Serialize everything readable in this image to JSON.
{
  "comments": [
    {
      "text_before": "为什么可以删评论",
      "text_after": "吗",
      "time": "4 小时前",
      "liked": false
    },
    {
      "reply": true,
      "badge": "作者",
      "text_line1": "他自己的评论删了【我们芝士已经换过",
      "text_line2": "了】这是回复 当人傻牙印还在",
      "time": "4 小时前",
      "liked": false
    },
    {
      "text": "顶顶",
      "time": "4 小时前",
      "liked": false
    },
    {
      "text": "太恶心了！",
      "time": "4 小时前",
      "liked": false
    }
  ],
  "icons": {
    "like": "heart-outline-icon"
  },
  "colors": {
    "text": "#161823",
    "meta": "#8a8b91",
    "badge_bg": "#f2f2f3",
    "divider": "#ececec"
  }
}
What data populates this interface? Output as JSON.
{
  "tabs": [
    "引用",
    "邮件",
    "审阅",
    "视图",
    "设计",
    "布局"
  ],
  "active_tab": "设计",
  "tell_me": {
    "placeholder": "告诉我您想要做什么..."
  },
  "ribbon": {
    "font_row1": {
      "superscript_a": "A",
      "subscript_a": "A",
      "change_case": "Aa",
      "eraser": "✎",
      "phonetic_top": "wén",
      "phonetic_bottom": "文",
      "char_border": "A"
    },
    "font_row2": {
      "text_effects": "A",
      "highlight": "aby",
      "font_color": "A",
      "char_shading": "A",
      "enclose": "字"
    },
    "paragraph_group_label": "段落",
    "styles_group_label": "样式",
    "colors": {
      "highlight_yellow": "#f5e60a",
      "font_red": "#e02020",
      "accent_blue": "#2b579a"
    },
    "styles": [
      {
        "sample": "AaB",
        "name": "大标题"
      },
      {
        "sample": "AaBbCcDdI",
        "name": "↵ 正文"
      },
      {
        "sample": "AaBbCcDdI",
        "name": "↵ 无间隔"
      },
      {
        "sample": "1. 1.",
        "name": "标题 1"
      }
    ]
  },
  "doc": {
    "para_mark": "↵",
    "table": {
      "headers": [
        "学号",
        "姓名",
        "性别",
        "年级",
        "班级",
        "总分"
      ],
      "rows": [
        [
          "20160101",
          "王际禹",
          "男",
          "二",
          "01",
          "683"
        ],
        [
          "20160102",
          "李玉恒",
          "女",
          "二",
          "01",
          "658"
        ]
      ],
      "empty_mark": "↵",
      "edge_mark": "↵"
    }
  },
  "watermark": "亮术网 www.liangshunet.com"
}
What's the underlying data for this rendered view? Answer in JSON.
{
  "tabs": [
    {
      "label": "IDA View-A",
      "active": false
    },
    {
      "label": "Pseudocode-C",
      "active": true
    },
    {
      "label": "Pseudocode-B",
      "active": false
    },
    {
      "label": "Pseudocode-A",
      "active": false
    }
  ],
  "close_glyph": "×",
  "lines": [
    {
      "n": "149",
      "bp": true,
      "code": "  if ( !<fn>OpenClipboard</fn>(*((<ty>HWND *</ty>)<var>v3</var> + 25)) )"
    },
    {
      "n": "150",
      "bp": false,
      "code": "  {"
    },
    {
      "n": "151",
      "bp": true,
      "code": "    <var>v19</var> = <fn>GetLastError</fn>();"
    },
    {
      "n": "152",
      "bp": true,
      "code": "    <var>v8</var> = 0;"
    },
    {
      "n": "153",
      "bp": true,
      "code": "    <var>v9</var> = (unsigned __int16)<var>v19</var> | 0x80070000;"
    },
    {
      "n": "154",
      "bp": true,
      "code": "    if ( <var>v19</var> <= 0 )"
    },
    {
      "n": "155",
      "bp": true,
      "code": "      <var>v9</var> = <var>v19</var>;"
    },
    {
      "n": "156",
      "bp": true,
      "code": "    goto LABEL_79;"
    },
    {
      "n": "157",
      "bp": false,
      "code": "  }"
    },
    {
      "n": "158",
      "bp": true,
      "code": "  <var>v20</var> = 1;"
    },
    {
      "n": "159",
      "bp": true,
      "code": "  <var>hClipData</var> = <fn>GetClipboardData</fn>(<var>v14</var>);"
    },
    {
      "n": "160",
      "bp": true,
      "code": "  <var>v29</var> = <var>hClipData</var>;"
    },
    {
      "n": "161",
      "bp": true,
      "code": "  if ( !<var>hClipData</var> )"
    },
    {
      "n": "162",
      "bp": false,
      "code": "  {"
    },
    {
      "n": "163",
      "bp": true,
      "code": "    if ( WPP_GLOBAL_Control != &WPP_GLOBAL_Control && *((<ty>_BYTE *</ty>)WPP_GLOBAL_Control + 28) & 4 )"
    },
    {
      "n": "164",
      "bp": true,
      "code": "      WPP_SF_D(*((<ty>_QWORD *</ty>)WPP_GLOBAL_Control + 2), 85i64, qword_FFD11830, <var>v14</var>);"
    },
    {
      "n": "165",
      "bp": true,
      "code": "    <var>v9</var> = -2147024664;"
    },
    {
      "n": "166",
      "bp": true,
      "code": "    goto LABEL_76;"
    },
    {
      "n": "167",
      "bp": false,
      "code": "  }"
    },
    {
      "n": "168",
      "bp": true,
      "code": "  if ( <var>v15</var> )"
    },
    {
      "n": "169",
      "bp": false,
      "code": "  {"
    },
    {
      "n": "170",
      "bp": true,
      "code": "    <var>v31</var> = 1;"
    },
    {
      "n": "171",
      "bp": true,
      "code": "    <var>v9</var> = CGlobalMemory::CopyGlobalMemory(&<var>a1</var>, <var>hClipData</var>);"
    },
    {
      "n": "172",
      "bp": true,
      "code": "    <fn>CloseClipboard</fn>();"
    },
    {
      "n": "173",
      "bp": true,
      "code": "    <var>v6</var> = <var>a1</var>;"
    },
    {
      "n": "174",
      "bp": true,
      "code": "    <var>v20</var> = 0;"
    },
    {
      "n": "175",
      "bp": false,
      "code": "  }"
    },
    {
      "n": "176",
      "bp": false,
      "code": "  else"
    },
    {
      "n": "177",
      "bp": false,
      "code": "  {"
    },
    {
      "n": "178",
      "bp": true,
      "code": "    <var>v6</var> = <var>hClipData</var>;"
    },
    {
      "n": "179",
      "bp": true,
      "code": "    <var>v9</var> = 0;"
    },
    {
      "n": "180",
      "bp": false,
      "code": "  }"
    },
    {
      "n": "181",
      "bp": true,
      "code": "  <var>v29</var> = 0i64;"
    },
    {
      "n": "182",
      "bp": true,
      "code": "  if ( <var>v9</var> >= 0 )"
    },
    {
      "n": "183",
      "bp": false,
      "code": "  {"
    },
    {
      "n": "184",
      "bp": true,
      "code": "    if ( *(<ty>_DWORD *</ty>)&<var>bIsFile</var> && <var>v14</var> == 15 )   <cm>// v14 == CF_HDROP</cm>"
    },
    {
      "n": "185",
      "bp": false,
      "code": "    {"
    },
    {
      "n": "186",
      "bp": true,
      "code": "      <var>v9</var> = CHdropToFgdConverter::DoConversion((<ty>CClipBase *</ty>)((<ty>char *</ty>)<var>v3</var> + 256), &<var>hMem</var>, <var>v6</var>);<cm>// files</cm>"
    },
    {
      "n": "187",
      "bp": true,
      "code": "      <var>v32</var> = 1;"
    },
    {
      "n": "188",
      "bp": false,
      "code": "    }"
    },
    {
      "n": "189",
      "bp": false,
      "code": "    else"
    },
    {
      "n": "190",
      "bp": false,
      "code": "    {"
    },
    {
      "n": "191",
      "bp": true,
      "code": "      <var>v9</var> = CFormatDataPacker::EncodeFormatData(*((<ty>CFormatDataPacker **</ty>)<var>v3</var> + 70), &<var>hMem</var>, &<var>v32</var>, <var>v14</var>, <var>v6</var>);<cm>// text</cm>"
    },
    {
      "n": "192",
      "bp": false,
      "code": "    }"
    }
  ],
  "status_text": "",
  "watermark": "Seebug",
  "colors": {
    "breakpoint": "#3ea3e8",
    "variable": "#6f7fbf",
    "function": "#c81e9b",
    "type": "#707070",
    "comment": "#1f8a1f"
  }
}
== == ==
■ WHAT THE EXERCISE ASKS: Examine the records and pull out every line where the string "watermark" occurs.

■ RESPONSE TO THIS EXERCISE:
  "watermark": "亮术网 www.liangshunet.com"
  "watermark": "Seebug",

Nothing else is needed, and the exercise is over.